- **GIVEN PROBLEM**
Return the entries below verbatim. Pictures stay out.

******

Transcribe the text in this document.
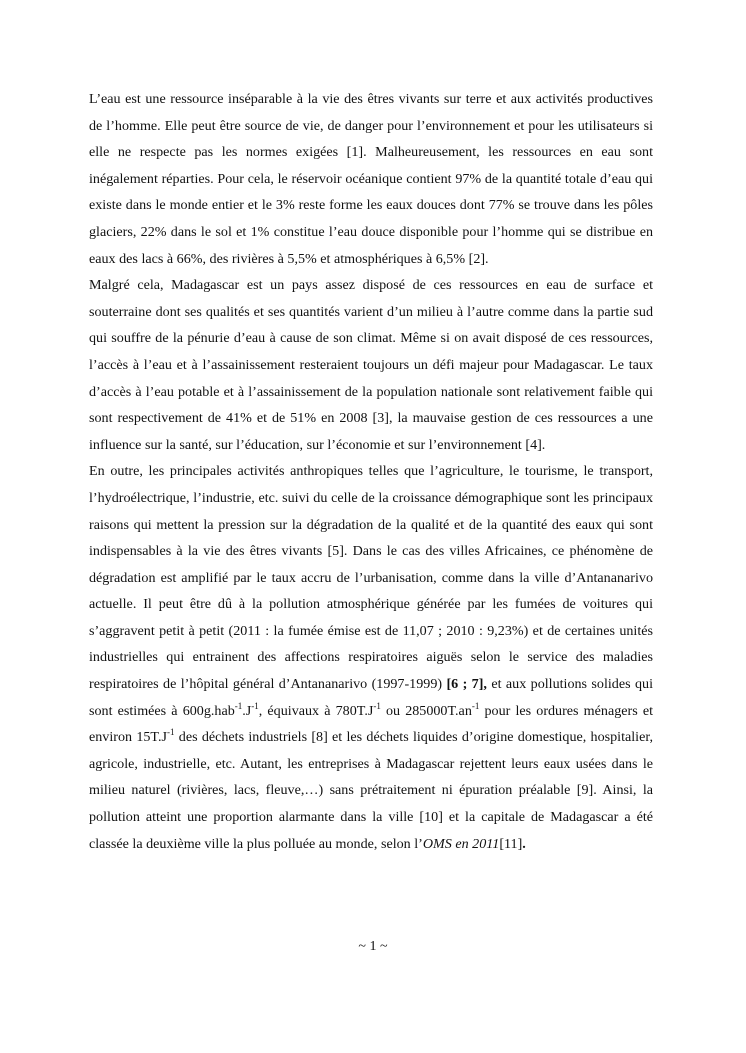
L’eau est une ressource inséparable à la vie des êtres vivants sur terre et aux activités productives de l’homme. Elle peut être source de vie, de danger pour l’environnement et pour les utilisateurs si elle ne respecte pas les normes exigées [1]. Malheureusement, les ressources en eau sont inégalement réparties. Pour cela, le réservoir océanique contient 97% de la quantité totale d’eau qui existe dans le monde entier et le 3% reste forme les eaux douces dont 77% se trouve dans les pôles glaciers, 22% dans le sol et 1% constitue l’eau douce disponible pour l’homme qui se distribue en eaux des lacs à 66%, des rivières à 5,5% et atmosphériques à 6,5% [2].

Malgré cela, Madagascar est un pays assez disposé de ces ressources en eau de surface et souterraine dont ses qualités et ses quantités varient d’un milieu à l’autre comme dans la partie sud qui souffre de la pénurie d’eau à cause de son climat. Même si on avait disposé de ces ressources, l’accès à l’eau et à l’assainissement resteraient toujours un défi majeur pour Madagascar. Le taux d’accès à l’eau potable et à l’assainissement de la population nationale sont relativement faible qui sont respectivement de 41% et de 51% en 2008 [3], la mauvaise gestion de ces ressources a une influence sur la santé, sur l’éducation, sur l’économie et sur l’environnement [4].

En outre, les principales activités anthropiques telles que l’agriculture, le tourisme, le transport, l’hydroélectrique, l’industrie, etc. suivi du celle de la croissance démographique sont les principaux raisons qui mettent la pression sur la dégradation de la qualité et de la quantité des eaux qui sont indispensables à la vie des êtres vivants [5]. Dans le cas des villes Africaines, ce phénomène de dégradation est amplifié par le taux accru de l’urbanisation, comme dans la ville d’Antananarivo actuelle. Il peut être dû à la pollution atmosphérique générée par les fumées de voitures qui s’aggravent petit à petit (2011 : la fumée émise est de 11,07 ; 2010 : 9,23%) et de certaines unités industrielles qui entrainent des affections respiratoires aiguës selon le service des maladies respiratoires de l’hôpital général d’Antananarivo (1997-1999) [6 ; 7], et aux pollutions solides qui sont estimées à $600g.hab^{-1}.J^{-1}$, équivaux à $780T.J^{-1}$ ou $285000T.an^{-1}$ pour les ordures ménagers et environ $15T.J^{-1}$ des déchets industriels [8] et les déchets liquides d’origine domestique, hospitalier, agricole, industrielle, etc. Autant, les entreprises à Madagascar rejettent leurs eaux usées dans le milieu naturel (rivières, lacs, fleuve,…) sans prétraitement ni épuration préalable [9]. Ainsi, la pollution atteint une proportion alarmante dans la ville [10] et la capitale de Madagascar a été classée la deuxième ville la plus polluée au monde, selon l’OMS en 2011[11].

~ 1 ~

******

- **ANSWER FOR THIS EXERCISE**
Transcribe the text in this document.
L’eau est une ressource inséparable à la vie des êtres vivants sur terre et aux activités productives de l’homme. Elle peut être source de vie, de danger pour l’environnement et pour les utilisateurs si elle ne respecte pas les normes exigées [1]. Malheureusement, les ressources en eau sont inégalement réparties. Pour cela, le réservoir océanique contient 97% de la quantité totale d’eau qui existe dans le monde entier et le 3% reste forme les eaux douces dont 77% se trouve dans les pôles glaciers, 22% dans le sol et 1% constitue l’eau douce disponible pour l’homme qui se distribue en eaux des lacs à 66%, des rivières à 5,5% et atmosphériques à 6,5% [2].

Malgré cela, Madagascar est un pays assez disposé de ces ressources en eau de surface et souterraine dont ses qualités et ses quantités varient d’un milieu à l’autre comme dans la partie sud qui souffre de la pénurie d’eau à cause de son climat. Même si on avait disposé de ces ressources, l’accès à l’eau et à l’assainissement resteraient toujours un défi majeur pour Madagascar. Le taux d’accès à l’eau potable et à l’assainissement de la population nationale sont relativement faible qui sont respectivement de 41% et de 51% en 2008 [3], la mauvaise gestion de ces ressources a une influence sur la santé, sur l’éducation, sur l’économie et sur l’environnement [4].

En outre, les principales activités anthropiques telles que l’agriculture, le tourisme, le transport, l’hydroélectrique, l’industrie, etc. suivi du celle de la croissance démographique sont les principaux raisons qui mettent la pression sur la dégradation de la qualité et de la quantité des eaux qui sont indispensables à la vie des êtres vivants [5]. Dans le cas des villes Africaines, ce phénomène de dégradation est amplifié par le taux accru de l’urbanisation, comme dans la ville d’Antananarivo actuelle. Il peut être dû à la pollution atmosphérique générée par les fumées de voitures qui s’aggravent petit à petit (2011 : la fumée émise est de 11,07 ; 2010 : 9,23%) et de certaines unités industrielles qui entrainent des affections respiratoires aiguës selon le service des maladies respiratoires de l’hôpital général d’Antananarivo (1997-1999) [6 ; 7], et aux pollutions solides qui sont estimées à $600g.hab^{-1}.J^{-1}$, équivaux à $780T.J^{-1}$ ou $285000T.an^{-1}$ pour les ordures ménagers et environ $15T.J^{-1}$ des déchets industriels [8] et les déchets liquides d’origine domestique, hospitalier, agricole, industrielle, etc. Autant, les entreprises à Madagascar rejettent leurs eaux usées dans le milieu naturel (rivières, lacs, fleuve,…) sans prétraitement ni épuration préalable [9]. Ainsi, la pollution atteint une proportion alarmante dans la ville [10] et la capitale de Madagascar a été classée la deuxième ville la plus polluée au monde, selon l’OMS en 2011[11].

~ 1 ~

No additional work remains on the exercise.